(Entries with figure data)
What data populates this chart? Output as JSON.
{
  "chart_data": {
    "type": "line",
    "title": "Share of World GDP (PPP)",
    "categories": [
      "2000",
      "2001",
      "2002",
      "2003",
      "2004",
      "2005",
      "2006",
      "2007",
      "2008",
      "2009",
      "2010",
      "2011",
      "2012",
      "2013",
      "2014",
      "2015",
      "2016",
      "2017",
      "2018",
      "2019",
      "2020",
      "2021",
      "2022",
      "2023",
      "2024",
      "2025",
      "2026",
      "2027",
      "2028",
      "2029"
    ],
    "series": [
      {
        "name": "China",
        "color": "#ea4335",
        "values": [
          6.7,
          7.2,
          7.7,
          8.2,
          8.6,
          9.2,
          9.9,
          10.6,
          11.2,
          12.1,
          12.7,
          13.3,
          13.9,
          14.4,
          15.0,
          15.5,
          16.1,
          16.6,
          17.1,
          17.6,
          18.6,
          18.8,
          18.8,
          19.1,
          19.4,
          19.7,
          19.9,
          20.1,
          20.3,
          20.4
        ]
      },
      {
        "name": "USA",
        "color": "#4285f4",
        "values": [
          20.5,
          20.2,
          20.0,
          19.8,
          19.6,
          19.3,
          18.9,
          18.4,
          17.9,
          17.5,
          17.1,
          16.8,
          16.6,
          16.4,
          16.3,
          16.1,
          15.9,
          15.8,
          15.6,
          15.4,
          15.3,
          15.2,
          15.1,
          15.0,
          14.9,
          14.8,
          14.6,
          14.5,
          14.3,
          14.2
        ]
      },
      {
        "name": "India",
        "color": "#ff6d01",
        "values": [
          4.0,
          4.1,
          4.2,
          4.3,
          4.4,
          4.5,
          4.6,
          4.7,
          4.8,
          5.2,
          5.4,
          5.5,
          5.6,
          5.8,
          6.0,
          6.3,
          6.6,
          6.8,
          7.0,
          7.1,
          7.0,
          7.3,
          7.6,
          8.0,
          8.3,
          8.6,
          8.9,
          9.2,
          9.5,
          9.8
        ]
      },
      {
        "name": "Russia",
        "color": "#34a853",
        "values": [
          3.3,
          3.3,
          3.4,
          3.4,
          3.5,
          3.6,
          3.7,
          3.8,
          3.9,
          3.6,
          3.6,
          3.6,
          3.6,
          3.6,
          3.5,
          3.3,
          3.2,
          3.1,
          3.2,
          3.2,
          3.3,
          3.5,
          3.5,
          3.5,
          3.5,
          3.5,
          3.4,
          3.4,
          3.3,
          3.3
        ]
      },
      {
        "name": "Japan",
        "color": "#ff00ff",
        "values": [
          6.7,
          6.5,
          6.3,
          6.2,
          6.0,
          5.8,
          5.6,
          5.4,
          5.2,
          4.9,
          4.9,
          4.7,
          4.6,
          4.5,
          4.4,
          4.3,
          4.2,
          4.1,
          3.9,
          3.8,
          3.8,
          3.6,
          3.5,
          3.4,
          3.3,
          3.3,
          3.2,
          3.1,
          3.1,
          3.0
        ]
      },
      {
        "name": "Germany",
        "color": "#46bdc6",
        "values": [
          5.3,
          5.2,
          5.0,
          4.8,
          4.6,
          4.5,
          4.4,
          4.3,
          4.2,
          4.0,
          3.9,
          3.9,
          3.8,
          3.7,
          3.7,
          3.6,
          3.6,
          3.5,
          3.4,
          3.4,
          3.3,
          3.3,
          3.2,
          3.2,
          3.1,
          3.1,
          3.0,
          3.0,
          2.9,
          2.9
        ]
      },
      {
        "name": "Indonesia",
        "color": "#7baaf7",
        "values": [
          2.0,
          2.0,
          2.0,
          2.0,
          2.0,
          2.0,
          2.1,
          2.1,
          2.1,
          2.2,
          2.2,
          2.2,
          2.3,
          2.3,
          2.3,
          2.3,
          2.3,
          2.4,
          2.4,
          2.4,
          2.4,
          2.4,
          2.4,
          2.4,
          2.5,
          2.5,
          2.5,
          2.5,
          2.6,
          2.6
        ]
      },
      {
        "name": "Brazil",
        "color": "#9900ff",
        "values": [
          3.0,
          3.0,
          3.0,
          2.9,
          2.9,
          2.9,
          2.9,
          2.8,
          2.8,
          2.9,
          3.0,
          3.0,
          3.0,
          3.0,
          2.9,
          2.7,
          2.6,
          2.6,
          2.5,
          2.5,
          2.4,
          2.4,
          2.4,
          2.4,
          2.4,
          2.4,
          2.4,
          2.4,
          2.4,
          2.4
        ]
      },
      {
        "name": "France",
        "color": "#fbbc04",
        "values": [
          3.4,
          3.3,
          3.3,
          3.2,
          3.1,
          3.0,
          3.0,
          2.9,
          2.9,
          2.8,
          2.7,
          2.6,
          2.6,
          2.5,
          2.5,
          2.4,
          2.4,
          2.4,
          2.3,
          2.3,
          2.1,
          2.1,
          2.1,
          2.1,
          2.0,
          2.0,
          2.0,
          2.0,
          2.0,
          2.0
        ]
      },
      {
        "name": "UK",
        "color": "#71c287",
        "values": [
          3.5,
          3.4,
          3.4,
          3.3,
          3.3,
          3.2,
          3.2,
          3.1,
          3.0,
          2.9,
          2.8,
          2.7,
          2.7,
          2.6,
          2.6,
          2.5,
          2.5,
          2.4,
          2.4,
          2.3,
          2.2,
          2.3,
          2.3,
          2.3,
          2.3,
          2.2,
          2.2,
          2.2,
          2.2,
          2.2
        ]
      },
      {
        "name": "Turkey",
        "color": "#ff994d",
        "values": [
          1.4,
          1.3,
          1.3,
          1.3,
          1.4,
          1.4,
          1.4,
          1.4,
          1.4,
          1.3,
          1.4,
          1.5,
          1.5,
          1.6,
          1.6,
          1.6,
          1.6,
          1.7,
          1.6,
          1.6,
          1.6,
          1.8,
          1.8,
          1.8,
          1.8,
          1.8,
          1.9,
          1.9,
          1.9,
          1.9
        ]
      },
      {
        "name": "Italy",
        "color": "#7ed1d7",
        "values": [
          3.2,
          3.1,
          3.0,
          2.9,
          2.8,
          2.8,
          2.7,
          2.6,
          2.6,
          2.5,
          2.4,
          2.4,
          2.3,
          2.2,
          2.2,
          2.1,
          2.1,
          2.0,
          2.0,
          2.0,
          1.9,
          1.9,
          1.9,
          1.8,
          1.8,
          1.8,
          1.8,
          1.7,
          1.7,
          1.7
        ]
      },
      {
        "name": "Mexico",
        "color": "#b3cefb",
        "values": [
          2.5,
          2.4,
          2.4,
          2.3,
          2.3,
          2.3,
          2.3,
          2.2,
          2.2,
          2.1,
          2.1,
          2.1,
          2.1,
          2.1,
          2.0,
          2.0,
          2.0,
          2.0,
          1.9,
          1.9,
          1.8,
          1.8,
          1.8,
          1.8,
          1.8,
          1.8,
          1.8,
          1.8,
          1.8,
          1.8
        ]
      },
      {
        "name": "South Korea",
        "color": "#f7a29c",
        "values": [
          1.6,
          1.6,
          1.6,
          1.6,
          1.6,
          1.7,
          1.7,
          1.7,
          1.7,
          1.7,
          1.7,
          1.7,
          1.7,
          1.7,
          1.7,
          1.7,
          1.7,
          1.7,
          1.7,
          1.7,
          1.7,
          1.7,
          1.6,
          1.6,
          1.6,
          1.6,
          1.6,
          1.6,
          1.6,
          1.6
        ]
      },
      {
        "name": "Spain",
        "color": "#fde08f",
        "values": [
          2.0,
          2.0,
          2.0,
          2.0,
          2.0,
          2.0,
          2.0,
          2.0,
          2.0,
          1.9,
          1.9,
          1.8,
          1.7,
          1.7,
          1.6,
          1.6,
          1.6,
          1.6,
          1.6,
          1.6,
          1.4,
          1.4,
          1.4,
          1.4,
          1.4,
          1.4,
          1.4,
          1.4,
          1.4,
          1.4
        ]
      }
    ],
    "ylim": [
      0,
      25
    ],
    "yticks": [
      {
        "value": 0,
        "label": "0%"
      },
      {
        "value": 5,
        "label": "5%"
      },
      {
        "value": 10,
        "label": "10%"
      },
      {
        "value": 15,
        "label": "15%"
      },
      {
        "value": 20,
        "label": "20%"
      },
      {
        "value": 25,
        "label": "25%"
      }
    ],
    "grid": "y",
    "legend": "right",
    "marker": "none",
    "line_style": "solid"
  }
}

• _TASK DIRECTIONS_:
Pick out the lines above containing the word "label", then copy them.

• _ANSWER FOR THIS EXERCISE_:
        "label": "0%"
        "label": "5%"
        "label": "10%"
        "label": "15%"
        "label": "20%"
        "label": "25%"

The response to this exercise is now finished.